Passage given:
RE: HBASE WALs

Marc Hoppins Thu, 11 Mar 2021 04:14:21 -0800

Currently, hbase UI reports that there is only ONE region on hbase25 - which is 
probably our stuck region.  Does this help in any way that we can more easily 
fix this?


-----Original Message-----
From: Wellington Chevreuil <wellington.chevre...@gmail.com> 
Sent: Wednesday, March 10, 2021 10:56 AM
To: Hbase-User <user@hbase.apache.org>
Subject: Re: HBASE WALs

EXTERNAL

>
> Sorry if I seem stupid but this is still all new to me.
>
Forgot to mention, there's no stupid questions here. Don't be shy and keep'em 
coming.

Em qua., 10 de mar. de 2021 às 09:48, Wellington Chevreuil < 
wellington.chevre...@gmail.com> escreveu:

> However, how would that help anyway?  If we cannot fix this at this 
> time
>> then any upgrade would have inconsistencies also, yes?
>>
> The upgrade on it's own wouldn't fix existing inconsistencies, but you 
> would now have support for additional tooling (hbase-operators-tool)  
> to help you with this.
>
> As all the 'SUCCESS' procedures have a parent ID 73587, does this mean
>> that they were successfully and fully moved from hbase25 to each 
>> server mentioned in that procedure?  Or does it just mean that the 
>> region was successfully unassigned from hbase25 but the data still 
>> resides on hbase25?  I see locality 0.
>>
> IIRC, those were all UnassignProcedures, so it means the unassignment 
> of the related region has completed and the region for that particular 
> procedure went offline.
>
> If we change the table state in meta to 'ENABLED', could this 
> kickstart
>> all these things or will it just lead to further problems?

Data shown:

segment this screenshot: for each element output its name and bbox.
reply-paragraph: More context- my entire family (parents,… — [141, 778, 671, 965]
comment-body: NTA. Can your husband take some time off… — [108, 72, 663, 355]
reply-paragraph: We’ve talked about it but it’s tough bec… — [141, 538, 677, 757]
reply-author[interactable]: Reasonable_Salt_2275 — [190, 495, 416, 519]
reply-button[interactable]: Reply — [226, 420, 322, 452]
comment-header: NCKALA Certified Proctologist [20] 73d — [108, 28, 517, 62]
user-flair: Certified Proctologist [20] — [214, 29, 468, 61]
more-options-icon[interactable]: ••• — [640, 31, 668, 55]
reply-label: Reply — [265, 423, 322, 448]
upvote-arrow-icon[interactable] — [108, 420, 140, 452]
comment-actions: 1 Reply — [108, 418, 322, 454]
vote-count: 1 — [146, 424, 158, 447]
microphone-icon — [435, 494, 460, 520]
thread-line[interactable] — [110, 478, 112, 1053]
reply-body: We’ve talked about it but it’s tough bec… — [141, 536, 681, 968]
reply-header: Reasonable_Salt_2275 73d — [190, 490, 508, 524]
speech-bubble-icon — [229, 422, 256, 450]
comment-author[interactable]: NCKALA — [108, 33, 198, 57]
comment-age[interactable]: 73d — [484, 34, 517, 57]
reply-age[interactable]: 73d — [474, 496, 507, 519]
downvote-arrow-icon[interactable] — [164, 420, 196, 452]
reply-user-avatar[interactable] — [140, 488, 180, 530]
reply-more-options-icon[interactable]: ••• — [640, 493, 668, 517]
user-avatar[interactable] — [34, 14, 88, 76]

Aim of the task:
Can you reproduce, word for word, the part of the HBase WALs thread that opens with the words containing "Em qua., 10" and closes with "inconsistencies also, yes?"?

Answer to the task:
Em qua., 10 de mar. de 2021 às 09:48, Wellington Chevreuil < 
wellington.chevre...@gmail.com> escreveu:

> However, how would that help anyway?  If we cannot fix this at this 
> time
>> then any upgrade would have inconsistencies also, yes?